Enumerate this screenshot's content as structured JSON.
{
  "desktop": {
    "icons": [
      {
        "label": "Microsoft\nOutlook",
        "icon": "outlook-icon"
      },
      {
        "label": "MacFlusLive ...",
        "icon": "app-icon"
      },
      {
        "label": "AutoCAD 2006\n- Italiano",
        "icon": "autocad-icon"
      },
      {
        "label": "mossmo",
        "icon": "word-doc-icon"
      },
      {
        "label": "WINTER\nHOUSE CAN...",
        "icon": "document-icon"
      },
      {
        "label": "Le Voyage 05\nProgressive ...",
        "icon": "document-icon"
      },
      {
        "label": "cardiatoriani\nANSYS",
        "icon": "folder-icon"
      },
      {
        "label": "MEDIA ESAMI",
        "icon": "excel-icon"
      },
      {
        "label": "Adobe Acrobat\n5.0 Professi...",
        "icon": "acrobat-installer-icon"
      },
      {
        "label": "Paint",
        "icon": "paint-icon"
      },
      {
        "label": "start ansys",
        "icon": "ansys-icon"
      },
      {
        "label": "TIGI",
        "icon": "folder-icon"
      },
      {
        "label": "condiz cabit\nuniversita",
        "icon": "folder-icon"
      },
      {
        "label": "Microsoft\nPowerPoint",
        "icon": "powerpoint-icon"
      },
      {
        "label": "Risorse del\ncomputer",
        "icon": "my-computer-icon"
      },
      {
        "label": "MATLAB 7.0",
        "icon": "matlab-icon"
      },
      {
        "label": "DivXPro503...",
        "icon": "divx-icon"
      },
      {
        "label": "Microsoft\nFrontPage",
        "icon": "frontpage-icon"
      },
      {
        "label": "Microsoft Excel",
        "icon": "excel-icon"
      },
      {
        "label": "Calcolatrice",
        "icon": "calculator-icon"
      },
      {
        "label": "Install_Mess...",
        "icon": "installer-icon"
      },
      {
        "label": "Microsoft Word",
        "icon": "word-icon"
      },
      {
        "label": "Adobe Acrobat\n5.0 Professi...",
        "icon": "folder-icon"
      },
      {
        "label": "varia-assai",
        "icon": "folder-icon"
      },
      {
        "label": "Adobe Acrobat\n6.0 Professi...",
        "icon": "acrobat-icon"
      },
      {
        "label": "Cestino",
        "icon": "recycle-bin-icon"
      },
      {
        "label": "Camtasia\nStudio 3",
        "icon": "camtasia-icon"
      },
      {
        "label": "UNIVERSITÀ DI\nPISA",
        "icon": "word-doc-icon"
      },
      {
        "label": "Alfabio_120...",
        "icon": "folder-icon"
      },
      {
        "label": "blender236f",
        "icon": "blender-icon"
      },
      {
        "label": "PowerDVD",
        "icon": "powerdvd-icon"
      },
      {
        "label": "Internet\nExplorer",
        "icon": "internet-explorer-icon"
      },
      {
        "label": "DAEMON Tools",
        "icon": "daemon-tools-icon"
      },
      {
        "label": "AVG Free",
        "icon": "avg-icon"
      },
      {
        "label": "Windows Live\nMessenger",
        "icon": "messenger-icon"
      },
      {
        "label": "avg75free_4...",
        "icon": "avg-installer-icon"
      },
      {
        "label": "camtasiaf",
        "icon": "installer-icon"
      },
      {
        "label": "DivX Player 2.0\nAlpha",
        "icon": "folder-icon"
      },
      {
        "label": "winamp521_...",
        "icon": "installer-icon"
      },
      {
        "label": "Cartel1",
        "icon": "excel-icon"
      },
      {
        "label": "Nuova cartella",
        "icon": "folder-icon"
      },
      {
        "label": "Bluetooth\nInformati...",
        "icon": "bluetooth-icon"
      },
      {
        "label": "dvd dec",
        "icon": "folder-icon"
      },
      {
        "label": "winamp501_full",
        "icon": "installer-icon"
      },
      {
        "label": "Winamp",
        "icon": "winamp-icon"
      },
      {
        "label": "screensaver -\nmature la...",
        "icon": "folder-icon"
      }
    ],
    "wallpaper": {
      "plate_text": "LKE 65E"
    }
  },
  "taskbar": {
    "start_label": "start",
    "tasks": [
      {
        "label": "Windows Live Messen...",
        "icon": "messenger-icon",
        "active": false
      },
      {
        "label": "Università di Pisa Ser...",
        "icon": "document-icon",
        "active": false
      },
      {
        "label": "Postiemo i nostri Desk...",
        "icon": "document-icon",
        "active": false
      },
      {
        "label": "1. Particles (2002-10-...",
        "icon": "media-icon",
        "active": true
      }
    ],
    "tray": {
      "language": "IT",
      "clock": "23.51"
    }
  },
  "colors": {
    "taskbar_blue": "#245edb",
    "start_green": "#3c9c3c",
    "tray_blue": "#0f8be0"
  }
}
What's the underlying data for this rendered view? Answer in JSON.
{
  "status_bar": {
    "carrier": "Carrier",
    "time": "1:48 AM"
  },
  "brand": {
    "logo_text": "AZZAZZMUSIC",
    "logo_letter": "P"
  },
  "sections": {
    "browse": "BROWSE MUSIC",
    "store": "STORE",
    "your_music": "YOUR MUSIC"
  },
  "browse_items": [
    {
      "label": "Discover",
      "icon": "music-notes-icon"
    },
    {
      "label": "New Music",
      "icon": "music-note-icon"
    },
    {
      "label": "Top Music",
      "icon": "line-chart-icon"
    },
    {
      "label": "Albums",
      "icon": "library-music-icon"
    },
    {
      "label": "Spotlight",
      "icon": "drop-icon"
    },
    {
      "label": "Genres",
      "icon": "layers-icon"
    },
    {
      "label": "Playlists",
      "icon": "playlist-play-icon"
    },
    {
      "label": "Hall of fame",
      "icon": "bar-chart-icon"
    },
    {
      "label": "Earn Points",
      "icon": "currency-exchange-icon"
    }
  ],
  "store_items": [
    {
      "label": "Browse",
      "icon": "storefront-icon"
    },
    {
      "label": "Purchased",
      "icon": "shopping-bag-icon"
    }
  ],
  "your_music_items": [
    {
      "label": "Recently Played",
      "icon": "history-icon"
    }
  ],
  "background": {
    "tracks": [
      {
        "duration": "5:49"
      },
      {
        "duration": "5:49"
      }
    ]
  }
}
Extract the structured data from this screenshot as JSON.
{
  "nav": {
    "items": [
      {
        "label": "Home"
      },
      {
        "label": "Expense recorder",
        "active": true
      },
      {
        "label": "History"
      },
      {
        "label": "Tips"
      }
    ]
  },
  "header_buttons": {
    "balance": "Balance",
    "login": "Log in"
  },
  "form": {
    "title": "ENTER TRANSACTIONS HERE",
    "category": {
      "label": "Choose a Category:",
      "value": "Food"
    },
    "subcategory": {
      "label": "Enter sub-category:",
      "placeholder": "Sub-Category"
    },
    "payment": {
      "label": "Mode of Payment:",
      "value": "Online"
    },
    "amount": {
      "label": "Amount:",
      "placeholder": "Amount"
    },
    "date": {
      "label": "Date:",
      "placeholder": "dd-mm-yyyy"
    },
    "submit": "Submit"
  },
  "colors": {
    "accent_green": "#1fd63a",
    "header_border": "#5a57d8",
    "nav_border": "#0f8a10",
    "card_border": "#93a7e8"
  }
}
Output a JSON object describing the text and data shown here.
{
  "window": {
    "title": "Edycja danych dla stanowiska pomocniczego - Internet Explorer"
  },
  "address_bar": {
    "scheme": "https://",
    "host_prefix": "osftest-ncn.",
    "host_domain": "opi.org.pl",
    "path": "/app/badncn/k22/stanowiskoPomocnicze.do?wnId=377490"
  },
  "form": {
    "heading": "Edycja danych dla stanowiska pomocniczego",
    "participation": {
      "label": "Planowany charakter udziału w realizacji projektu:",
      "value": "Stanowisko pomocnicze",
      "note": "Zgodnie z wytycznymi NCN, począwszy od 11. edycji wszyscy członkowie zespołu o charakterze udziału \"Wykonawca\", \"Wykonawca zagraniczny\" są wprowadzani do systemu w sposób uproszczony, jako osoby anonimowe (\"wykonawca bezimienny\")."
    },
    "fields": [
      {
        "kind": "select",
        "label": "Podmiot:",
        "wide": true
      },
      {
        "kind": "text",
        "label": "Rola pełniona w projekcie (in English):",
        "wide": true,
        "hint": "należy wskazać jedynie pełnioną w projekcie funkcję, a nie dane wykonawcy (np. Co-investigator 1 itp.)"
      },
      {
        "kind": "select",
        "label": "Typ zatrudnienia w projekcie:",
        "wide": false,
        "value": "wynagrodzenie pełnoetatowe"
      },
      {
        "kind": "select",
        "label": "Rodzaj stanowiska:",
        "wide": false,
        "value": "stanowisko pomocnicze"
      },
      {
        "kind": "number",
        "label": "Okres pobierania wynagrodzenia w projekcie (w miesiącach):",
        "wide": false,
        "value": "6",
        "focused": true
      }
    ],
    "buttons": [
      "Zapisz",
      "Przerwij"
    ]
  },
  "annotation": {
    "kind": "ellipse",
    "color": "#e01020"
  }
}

::::

* _SHORT TASK_: Look for lines containing the string "JSON" and copy them all.

* _THE REPLY_:
Enumerate this screenshot's content as structured JSON.
What's the underlying data for this rendered view? Answer in JSON.
Extract the structured data from this screenshot as JSON.
Output a JSON object describing the text and data shown here.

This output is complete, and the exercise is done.